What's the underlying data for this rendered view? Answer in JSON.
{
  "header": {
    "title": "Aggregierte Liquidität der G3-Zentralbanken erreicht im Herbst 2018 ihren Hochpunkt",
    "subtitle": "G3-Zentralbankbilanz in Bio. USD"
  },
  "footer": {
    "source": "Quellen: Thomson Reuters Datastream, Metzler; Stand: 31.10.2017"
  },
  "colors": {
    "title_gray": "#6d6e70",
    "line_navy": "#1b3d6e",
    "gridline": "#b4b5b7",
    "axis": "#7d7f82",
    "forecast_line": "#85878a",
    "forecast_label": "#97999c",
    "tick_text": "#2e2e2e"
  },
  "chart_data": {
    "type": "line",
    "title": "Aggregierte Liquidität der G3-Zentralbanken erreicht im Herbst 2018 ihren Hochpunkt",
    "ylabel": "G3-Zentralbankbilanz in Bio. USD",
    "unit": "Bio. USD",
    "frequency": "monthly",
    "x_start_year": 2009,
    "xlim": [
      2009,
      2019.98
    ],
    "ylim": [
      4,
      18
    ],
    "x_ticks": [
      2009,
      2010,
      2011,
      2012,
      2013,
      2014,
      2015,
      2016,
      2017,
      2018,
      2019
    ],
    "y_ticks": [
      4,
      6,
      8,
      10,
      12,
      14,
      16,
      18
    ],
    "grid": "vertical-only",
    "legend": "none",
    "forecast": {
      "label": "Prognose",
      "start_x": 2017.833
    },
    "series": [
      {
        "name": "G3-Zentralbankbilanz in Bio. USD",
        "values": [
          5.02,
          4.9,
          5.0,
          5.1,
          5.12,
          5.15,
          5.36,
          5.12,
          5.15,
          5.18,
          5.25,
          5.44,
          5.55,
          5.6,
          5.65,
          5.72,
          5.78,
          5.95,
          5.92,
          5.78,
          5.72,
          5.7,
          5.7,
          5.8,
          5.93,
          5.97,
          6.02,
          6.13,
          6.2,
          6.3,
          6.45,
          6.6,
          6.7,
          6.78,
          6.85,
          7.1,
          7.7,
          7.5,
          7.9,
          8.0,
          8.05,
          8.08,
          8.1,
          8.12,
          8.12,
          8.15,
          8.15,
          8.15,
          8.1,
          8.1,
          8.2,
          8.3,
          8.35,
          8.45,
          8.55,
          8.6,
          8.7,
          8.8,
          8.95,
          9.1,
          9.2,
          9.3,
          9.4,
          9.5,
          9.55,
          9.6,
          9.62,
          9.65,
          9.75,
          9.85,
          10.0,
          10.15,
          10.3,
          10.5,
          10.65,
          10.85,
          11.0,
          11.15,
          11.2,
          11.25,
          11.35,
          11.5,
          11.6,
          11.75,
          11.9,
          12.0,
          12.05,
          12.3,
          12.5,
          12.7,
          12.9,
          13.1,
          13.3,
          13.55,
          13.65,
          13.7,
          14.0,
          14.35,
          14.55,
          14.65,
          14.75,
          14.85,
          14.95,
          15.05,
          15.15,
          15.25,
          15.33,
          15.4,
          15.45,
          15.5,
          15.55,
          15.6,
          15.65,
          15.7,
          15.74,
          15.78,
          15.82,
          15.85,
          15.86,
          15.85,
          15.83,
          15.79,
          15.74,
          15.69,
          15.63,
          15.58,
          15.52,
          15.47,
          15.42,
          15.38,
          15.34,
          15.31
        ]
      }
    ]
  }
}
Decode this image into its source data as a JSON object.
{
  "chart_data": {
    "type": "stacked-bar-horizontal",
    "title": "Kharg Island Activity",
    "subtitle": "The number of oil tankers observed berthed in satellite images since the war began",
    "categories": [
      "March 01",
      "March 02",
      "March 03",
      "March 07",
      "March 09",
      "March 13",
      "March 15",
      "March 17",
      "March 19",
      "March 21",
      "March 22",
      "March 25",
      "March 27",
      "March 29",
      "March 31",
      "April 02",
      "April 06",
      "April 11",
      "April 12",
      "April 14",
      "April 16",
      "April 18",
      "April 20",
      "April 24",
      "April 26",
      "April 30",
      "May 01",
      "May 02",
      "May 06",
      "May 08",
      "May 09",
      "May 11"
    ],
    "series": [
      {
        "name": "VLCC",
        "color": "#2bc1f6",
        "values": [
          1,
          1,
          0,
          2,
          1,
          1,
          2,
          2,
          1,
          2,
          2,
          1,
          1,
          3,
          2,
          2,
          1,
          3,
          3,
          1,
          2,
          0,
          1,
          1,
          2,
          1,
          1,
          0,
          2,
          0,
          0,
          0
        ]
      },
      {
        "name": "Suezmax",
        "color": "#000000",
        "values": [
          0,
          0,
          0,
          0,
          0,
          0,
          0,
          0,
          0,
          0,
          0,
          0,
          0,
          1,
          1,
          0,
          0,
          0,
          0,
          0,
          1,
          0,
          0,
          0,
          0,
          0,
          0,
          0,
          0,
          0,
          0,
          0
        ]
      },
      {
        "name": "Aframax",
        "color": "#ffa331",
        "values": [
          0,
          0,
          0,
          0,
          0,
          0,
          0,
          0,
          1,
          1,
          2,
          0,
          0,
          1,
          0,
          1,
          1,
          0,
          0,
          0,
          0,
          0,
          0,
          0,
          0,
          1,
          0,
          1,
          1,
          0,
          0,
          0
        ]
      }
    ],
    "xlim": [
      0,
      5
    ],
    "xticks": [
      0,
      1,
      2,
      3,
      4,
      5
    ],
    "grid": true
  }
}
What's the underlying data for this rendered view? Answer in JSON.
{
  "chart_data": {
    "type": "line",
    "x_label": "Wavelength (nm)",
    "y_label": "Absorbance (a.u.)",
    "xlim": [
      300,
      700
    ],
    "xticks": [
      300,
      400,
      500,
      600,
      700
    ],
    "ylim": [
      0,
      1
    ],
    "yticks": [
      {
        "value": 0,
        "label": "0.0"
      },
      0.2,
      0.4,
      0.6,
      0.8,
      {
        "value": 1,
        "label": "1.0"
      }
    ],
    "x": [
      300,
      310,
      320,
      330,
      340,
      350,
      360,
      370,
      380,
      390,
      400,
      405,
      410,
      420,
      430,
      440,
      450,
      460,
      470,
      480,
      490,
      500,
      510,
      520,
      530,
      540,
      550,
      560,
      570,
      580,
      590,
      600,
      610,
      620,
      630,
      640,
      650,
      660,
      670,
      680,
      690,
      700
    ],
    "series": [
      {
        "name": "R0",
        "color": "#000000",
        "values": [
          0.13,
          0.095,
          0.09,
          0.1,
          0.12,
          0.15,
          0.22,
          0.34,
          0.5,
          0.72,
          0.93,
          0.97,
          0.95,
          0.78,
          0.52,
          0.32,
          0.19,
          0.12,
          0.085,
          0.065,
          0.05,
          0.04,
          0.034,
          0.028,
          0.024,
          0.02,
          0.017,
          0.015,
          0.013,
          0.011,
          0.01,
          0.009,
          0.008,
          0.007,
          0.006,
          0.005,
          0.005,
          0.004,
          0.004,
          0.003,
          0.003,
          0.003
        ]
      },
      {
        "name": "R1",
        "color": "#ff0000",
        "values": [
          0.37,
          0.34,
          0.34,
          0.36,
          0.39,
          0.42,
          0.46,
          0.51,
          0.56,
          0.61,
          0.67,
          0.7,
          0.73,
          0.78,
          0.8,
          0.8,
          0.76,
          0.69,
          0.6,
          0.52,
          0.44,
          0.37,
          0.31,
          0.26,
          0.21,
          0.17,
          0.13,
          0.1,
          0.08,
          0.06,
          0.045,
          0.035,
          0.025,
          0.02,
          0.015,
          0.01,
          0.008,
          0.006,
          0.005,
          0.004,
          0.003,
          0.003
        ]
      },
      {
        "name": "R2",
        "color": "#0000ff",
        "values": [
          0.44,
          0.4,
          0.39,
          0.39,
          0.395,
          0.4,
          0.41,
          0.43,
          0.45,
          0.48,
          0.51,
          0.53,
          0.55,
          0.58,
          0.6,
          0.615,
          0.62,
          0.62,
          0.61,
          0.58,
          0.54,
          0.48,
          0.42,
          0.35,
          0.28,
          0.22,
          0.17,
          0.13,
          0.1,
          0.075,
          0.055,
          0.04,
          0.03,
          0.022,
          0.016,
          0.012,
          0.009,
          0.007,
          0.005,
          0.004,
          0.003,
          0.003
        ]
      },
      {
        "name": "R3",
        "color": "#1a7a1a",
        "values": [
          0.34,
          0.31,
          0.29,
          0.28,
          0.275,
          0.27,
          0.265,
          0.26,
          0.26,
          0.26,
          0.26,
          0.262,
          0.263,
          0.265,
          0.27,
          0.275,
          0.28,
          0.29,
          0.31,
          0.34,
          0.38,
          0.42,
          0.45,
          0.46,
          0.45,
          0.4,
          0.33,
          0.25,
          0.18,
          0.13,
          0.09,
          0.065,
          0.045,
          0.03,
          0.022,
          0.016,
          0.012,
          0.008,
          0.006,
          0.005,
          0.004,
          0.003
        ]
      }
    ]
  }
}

(WORK TO BE COMPLETED): Copy out every line of the data that includes "source".

(FINAL ANSWER):
    "source": "Quellen: Thomson Reuters Datastream, Metzler; Stand: 31.10.2017"
Decode this image into its source data as a JSON object.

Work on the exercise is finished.